**GIVEN INSTRUCTION:**
Find and copy lines holding "hint".

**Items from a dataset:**
=======

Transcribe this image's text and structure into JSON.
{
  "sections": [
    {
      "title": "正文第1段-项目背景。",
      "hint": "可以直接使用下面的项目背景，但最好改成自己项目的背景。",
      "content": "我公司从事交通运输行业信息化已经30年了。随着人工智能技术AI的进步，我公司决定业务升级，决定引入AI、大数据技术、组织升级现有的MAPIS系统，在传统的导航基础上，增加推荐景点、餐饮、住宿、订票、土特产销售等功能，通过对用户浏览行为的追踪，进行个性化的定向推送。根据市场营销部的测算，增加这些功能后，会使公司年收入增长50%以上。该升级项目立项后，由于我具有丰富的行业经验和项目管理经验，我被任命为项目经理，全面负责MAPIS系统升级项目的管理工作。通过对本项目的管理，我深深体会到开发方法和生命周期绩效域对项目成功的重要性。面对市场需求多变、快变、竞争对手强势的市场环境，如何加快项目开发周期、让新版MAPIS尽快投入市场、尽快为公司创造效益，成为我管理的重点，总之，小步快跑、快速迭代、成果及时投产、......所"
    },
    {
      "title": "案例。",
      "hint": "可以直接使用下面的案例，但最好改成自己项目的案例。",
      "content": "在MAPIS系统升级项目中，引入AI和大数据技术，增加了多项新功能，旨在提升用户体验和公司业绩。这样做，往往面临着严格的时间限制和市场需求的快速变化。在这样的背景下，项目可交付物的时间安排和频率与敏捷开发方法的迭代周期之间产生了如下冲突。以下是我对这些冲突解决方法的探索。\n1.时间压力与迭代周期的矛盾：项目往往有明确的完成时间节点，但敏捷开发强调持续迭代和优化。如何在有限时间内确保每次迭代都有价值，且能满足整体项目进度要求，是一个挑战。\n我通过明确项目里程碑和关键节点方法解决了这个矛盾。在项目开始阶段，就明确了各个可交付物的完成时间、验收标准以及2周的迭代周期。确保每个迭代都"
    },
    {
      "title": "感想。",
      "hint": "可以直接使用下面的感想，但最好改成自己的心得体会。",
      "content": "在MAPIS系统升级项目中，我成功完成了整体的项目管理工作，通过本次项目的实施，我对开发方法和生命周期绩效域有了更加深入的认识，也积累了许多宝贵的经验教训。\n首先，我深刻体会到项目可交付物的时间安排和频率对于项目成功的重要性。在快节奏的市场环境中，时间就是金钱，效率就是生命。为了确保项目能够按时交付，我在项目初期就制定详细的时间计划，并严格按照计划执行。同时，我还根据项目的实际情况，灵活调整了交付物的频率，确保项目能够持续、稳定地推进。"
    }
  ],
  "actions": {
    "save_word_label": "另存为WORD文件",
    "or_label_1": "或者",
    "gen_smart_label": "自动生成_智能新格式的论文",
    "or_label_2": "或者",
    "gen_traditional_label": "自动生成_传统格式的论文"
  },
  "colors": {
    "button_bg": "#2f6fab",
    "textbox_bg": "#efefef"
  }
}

=======

**SOLUTION FOR THIS TASK:**
      "hint": "可以直接使用下面的项目背景，但最好改成自己项目的背景。",
      "hint": "可以直接使用下面的案例，但最好改成自己项目的案例。",
      "hint": "可以直接使用下面的感想，但最好改成自己的心得体会。",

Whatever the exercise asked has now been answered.